§ **Requirement**: Select all lines with the string "triangle" in them, and copy those lines.

§ **Data for this task**:
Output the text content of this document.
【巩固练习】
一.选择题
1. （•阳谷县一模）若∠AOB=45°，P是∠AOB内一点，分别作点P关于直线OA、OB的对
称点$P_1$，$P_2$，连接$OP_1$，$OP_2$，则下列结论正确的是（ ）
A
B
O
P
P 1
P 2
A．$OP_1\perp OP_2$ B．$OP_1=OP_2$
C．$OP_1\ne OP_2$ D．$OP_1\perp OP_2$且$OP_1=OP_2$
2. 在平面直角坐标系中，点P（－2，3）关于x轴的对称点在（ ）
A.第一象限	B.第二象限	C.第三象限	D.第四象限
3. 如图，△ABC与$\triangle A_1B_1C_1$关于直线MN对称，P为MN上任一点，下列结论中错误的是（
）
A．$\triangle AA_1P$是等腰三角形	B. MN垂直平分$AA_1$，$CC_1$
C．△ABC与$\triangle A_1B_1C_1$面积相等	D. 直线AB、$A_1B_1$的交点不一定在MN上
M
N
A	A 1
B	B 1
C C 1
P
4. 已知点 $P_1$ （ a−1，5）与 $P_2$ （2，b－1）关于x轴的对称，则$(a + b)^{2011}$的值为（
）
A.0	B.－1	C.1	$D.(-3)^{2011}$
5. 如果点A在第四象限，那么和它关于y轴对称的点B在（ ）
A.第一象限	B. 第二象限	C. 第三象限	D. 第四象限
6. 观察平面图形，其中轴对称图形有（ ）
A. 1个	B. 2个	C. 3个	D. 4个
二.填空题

§ **Response**:
3. 如图，△ABC与$\triangle A_1B_1C_1$关于直线MN对称，P为MN上任一点，下列结论中错误的是（
A．$\triangle AA_1P$是等腰三角形	B. MN垂直平分$AA_1$，$CC_1$
C．△ABC与$\triangle A_1B_1C_1$面积相等	D. 直线AB、$A_1B_1$的交点不一定在MN上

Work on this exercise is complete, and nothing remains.